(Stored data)
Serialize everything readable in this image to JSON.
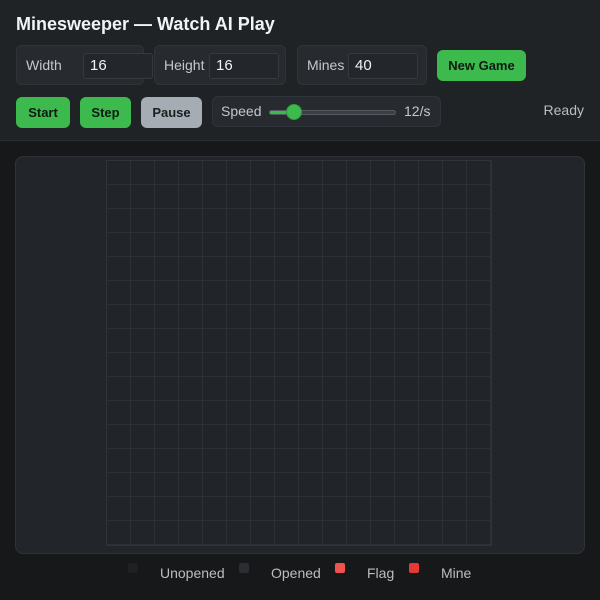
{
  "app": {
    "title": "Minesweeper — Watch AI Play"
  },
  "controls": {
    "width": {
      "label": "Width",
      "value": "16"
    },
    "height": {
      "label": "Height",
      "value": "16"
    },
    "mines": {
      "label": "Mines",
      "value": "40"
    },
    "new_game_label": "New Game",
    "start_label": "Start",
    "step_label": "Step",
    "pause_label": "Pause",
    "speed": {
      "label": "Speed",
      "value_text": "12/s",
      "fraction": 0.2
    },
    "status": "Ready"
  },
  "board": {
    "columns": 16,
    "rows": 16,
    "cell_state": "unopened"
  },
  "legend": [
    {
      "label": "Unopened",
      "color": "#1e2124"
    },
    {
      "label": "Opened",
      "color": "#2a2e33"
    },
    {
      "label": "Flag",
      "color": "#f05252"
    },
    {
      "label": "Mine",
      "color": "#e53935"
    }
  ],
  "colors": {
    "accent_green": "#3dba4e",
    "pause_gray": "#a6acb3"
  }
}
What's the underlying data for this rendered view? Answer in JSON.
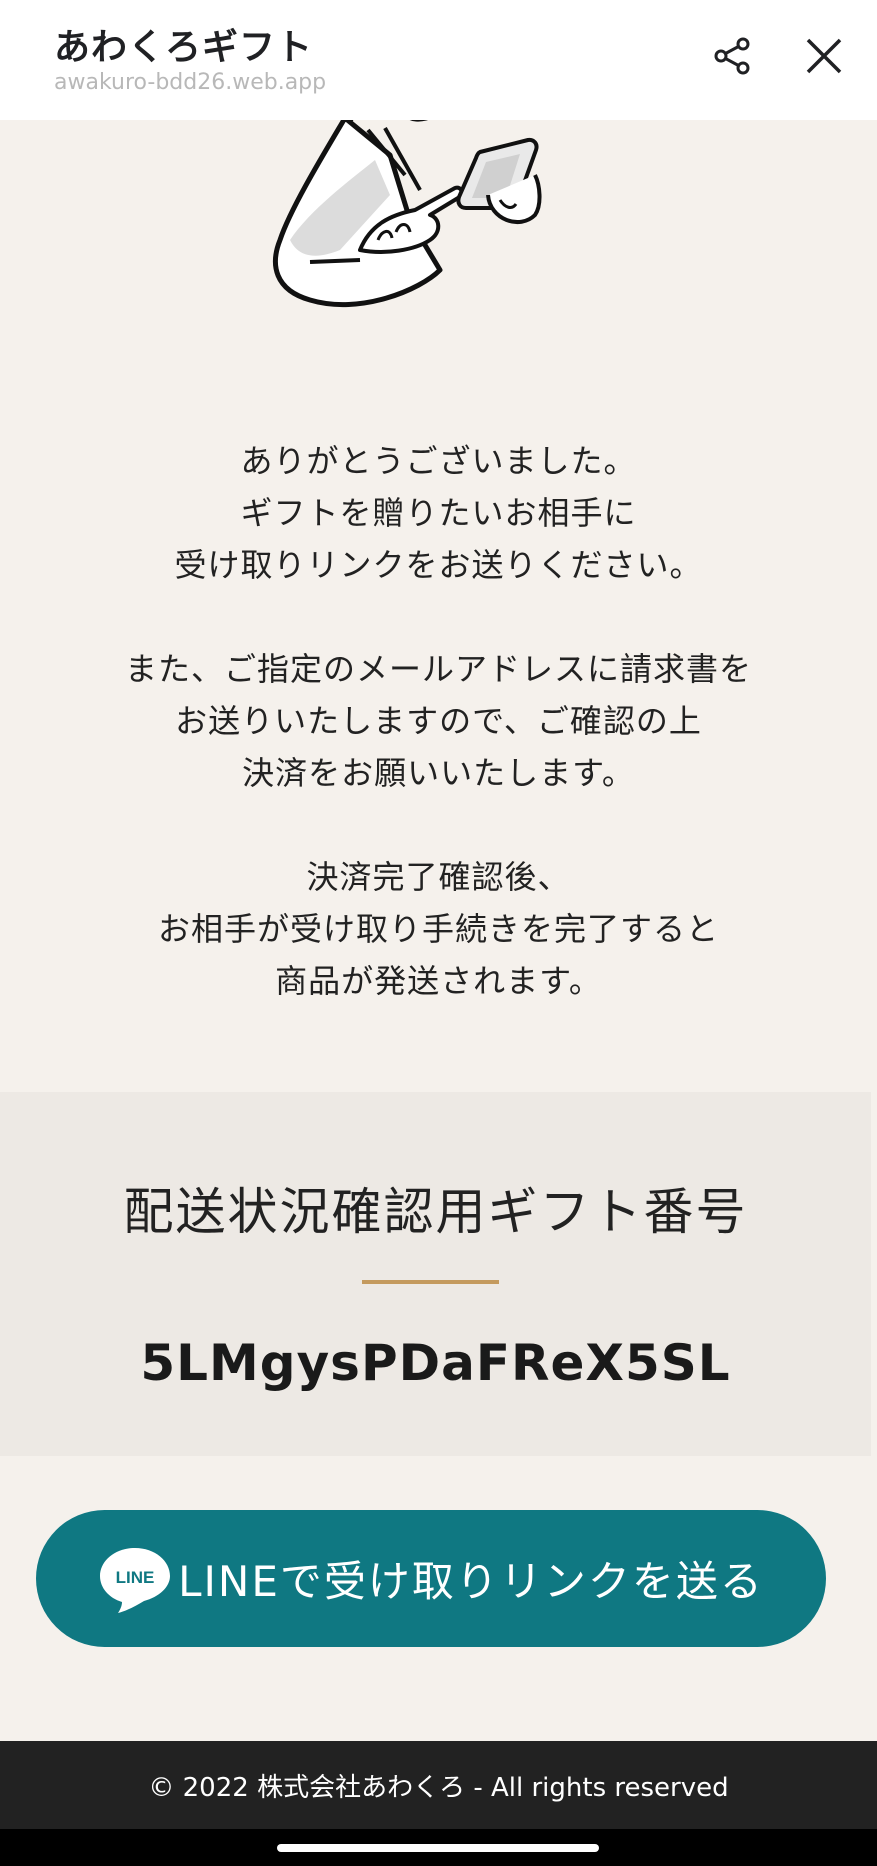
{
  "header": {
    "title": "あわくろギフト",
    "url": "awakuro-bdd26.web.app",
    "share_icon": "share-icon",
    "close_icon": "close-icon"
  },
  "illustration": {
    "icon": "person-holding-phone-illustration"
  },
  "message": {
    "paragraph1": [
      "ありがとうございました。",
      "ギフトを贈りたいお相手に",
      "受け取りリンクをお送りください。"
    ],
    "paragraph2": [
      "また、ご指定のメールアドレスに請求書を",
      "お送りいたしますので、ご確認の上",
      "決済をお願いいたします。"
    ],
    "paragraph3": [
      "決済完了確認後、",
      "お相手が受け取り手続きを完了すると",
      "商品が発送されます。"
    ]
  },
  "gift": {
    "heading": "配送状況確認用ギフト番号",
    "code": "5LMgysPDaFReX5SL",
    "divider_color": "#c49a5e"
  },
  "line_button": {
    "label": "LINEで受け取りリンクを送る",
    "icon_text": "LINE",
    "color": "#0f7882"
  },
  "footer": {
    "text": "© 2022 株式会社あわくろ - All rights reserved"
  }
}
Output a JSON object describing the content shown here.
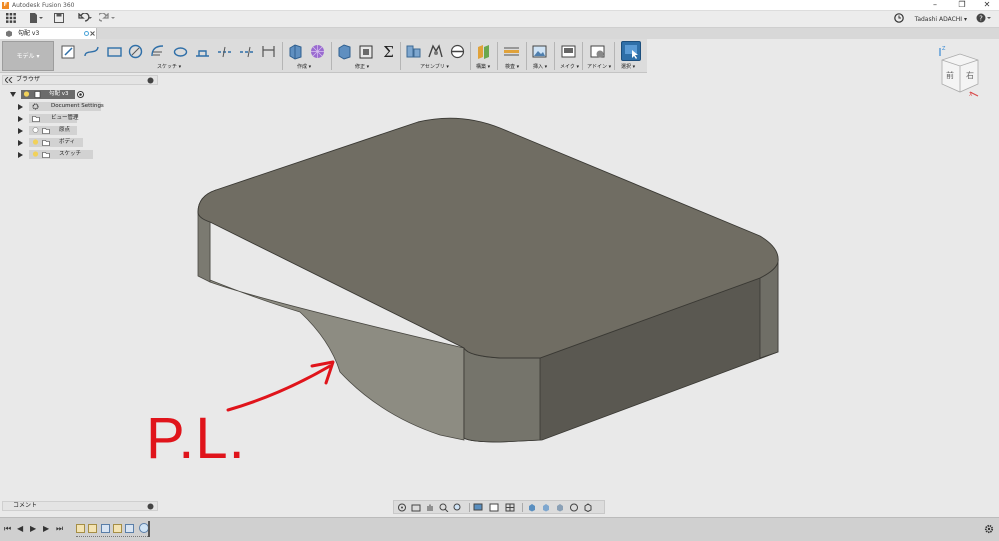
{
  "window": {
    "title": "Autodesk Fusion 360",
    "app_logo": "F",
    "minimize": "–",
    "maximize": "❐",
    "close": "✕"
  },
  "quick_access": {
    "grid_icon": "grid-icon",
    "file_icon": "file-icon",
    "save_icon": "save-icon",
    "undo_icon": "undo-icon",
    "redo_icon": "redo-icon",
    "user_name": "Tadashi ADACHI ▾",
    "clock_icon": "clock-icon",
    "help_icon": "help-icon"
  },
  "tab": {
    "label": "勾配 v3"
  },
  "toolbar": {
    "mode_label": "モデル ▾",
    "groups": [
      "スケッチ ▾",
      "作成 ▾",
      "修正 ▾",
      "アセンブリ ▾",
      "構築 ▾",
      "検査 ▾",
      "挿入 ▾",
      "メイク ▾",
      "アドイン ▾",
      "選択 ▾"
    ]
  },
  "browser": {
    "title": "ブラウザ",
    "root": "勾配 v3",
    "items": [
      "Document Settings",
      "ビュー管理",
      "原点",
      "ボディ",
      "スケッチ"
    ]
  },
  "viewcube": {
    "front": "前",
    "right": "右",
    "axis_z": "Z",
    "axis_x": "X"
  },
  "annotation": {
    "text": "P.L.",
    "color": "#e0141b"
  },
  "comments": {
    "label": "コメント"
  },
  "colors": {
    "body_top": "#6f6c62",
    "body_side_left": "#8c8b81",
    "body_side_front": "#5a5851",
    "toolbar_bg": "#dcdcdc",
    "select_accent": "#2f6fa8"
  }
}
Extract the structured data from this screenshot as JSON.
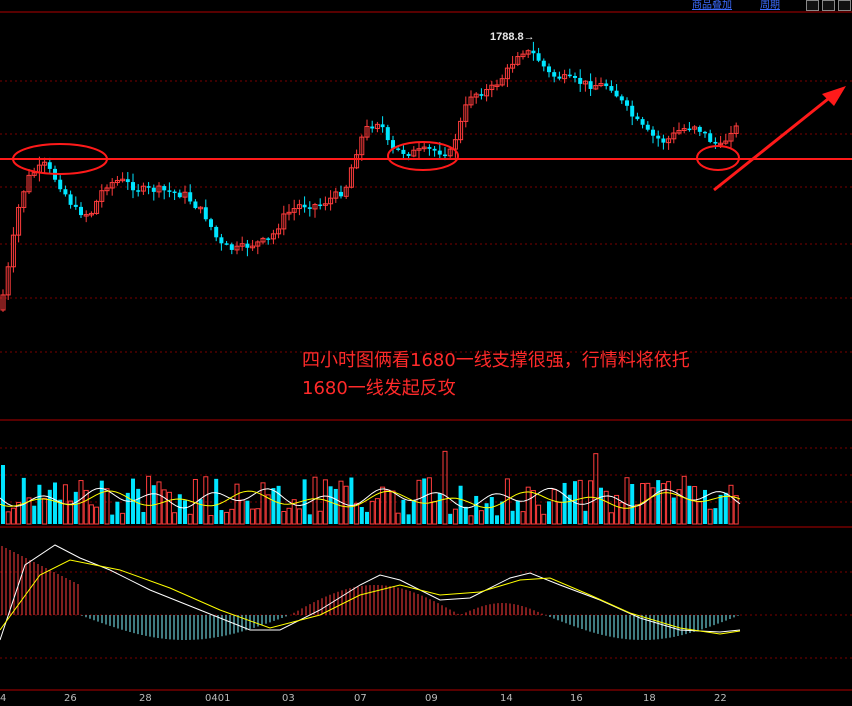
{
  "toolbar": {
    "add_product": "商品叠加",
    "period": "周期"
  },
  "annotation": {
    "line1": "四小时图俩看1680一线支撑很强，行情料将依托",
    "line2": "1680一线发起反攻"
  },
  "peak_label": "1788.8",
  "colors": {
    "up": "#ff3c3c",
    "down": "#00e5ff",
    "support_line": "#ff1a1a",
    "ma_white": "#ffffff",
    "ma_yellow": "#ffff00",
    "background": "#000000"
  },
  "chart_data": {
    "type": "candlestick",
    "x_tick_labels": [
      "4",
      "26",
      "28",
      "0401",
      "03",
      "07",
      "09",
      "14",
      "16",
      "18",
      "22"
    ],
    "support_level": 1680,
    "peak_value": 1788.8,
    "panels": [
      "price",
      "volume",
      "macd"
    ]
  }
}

## Prompt
Copy out each line word for word, please, skipping the images.

## Answer to the problem
Serialize everything readable in this image to JSON.
{
  "app": {
    "title": "Minesweeper — Watch AI Play"
  },
  "controls": {
    "width": {
      "label": "Width",
      "value": "16"
    },
    "height": {
      "label": "Height",
      "value": "16"
    },
    "mines": {
      "label": "Mines",
      "value": "40"
    },
    "new_game_label": "New Game",
    "start_label": "Start",
    "step_label": "Step",
    "pause_label": "Pause",
    "speed": {
      "label": "Speed",
      "value_text": "12/s",
      "fraction": 0.2
    },
    "status": "Ready"
  },
  "board": {
    "columns": 16,
    "rows": 16,
    "cell_state": "unopened"
  },
  "legend": [
    {
      "label": "Unopened",
      "color": "#1e2124"
    },
    {
      "label": "Opened",
      "color": "#2a2e33"
    },
    {
      "label": "Flag",
      "color": "#f05252"
    },
    {
      "label": "Mine",
      "color": "#e53935"
    }
  ],
  "colors": {
    "accent_green": "#3dba4e",
    "pause_gray": "#a6acb3"
  }
}
What's the underlying data for this rendered view? Answer in JSON.
{
  "header": {
    "title": "あわくろギフト",
    "url": "awakuro-bdd26.web.app",
    "share_icon": "share-icon",
    "close_icon": "close-icon"
  },
  "illustration": {
    "icon": "person-holding-phone-illustration"
  },
  "message": {
    "paragraph1": [
      "ありがとうございました。",
      "ギフトを贈りたいお相手に",
      "受け取りリンクをお送りください。"
    ],
    "paragraph2": [
      "また、ご指定のメールアドレスに請求書を",
      "お送りいたしますので、ご確認の上",
      "決済をお願いいたします。"
    ],
    "paragraph3": [
      "決済完了確認後、",
      "お相手が受け取り手続きを完了すると",
      "商品が発送されます。"
    ]
  },
  "gift": {
    "heading": "配送状況確認用ギフト番号",
    "code": "5LMgysPDaFReX5SL",
    "divider_color": "#c49a5e"
  },
  "line_button": {
    "label": "LINEで受け取りリンクを送る",
    "icon_text": "LINE",
    "color": "#0f7882"
  },
  "footer": {
    "text": "© 2022 株式会社あわくろ - All rights reserved"
  }
}
Output a JSON object describing the content shown here.
{
  "window": {
    "title": "Autodesk Fusion 360",
    "app_logo": "F",
    "minimize": "–",
    "maximize": "❐",
    "close": "✕"
  },
  "quick_access": {
    "grid_icon": "grid-icon",
    "file_icon": "file-icon",
    "save_icon": "save-icon",
    "undo_icon": "undo-icon",
    "redo_icon": "redo-icon",
    "user_name": "Tadashi ADACHI ▾",
    "clock_icon": "clock-icon",
    "help_icon": "help-icon"
  },
  "tab": {
    "label": "勾配 v3"
  },
  "toolbar": {
    "mode_label": "モデル ▾",
    "groups": [
      "スケッチ ▾",
      "作成 ▾",
      "修正 ▾",
      "アセンブリ ▾",
      "構築 ▾",
      "検査 ▾",
      "挿入 ▾",
      "メイク ▾",
      "アドイン ▾",
      "選択 ▾"
    ]
  },
  "browser": {
    "title": "ブラウザ",
    "root": "勾配 v3",
    "items": [
      "Document Settings",
      "ビュー管理",
      "原点",
      "ボディ",
      "スケッチ"
    ]
  },
  "viewcube": {
    "front": "前",
    "right": "右",
    "axis_z": "Z",
    "axis_x": "X"
  },
  "annotation": {
    "text": "P.L.",
    "color": "#e0141b"
  },
  "comments": {
    "label": "コメント"
  },
  "colors": {
    "body_top": "#6f6c62",
    "body_side_left": "#8c8b81",
    "body_side_front": "#5a5851",
    "toolbar_bg": "#dcdcdc",
    "select_accent": "#2f6fa8"
  }
}
Extract the structured data from this screenshot as JSON.
{
  "toolbar": {
    "add_product": "商品叠加",
    "period": "周期"
  },
  "annotation": {
    "line1": "四小时图俩看1680一线支撑很强，行情料将依托",
    "line2": "1680一线发起反攻"
  },
  "peak_label": "1788.8",
  "colors": {
    "up": "#ff3c3c",
    "down": "#00e5ff",
    "support_line": "#ff1a1a",
    "ma_white": "#ffffff",
    "ma_yellow": "#ffff00",
    "background": "#000000"
  },
  "chart_data": {
    "type": "candlestick",
    "x_tick_labels": [
      "4",
      "26",
      "28",
      "0401",
      "03",
      "07",
      "09",
      "14",
      "16",
      "18",
      "22"
    ],
    "support_level": 1680,
    "peak_value": 1788.8,
    "panels": [
      "price",
      "volume",
      "macd"
    ]
  }
}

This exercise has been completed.